— Start Source material —

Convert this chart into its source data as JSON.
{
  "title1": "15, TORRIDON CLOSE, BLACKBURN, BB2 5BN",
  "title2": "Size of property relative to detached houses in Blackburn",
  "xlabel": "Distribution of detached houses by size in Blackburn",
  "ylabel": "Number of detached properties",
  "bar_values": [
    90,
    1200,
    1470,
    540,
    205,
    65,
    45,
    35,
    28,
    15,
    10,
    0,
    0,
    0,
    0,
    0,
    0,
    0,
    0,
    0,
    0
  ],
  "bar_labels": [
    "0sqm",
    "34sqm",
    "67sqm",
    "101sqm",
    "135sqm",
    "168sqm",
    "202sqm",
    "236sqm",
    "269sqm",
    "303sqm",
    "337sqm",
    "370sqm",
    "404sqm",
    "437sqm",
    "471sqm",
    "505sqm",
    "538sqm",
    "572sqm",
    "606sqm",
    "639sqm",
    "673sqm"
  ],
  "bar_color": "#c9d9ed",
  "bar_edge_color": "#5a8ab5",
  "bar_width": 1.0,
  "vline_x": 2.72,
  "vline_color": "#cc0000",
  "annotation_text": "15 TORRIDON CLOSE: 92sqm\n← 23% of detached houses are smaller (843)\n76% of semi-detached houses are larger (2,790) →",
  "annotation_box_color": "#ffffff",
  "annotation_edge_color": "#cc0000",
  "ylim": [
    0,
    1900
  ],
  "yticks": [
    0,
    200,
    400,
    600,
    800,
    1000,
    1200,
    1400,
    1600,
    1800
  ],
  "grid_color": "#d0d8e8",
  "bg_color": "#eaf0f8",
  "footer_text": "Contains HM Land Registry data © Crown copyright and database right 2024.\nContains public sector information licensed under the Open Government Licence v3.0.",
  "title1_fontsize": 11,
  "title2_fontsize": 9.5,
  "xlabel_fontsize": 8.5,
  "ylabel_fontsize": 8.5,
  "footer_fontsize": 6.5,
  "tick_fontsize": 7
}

— End Source material —

= Work required =
Would you reproduce the material above in full, exactly as given?

= Answer for this exercise =
Convert this chart into its source data as JSON.
{
  "title1": "15, TORRIDON CLOSE, BLACKBURN, BB2 5BN",
  "title2": "Size of property relative to detached houses in Blackburn",
  "xlabel": "Distribution of detached houses by size in Blackburn",
  "ylabel": "Number of detached properties",
  "bar_values": [
    90,
    1200,
    1470,
    540,
    205,
    65,
    45,
    35,
    28,
    15,
    10,
    0,
    0,
    0,
    0,
    0,
    0,
    0,
    0,
    0,
    0
  ],
  "bar_labels": [
    "0sqm",
    "34sqm",
    "67sqm",
    "101sqm",
    "135sqm",
    "168sqm",
    "202sqm",
    "236sqm",
    "269sqm",
    "303sqm",
    "337sqm",
    "370sqm",
    "404sqm",
    "437sqm",
    "471sqm",
    "505sqm",
    "538sqm",
    "572sqm",
    "606sqm",
    "639sqm",
    "673sqm"
  ],
  "bar_color": "#c9d9ed",
  "bar_edge_color": "#5a8ab5",
  "bar_width": 1.0,
  "vline_x": 2.72,
  "vline_color": "#cc0000",
  "annotation_text": "15 TORRIDON CLOSE: 92sqm\n← 23% of detached houses are smaller (843)\n76% of semi-detached houses are larger (2,790) →",
  "annotation_box_color": "#ffffff",
  "annotation_edge_color": "#cc0000",
  "ylim": [
    0,
    1900
  ],
  "yticks": [
    0,
    200,
    400,
    600,
    800,
    1000,
    1200,
    1400,
    1600,
    1800
  ],
  "grid_color": "#d0d8e8",
  "bg_color": "#eaf0f8",
  "footer_text": "Contains HM Land Registry data © Crown copyright and database right 2024.\nContains public sector information licensed under the Open Government Licence v3.0.",
  "title1_fontsize": 11,
  "title2_fontsize": 9.5,
  "xlabel_fontsize": 8.5,
  "ylabel_fontsize": 8.5,
  "footer_fontsize": 6.5,
  "tick_fontsize": 7
}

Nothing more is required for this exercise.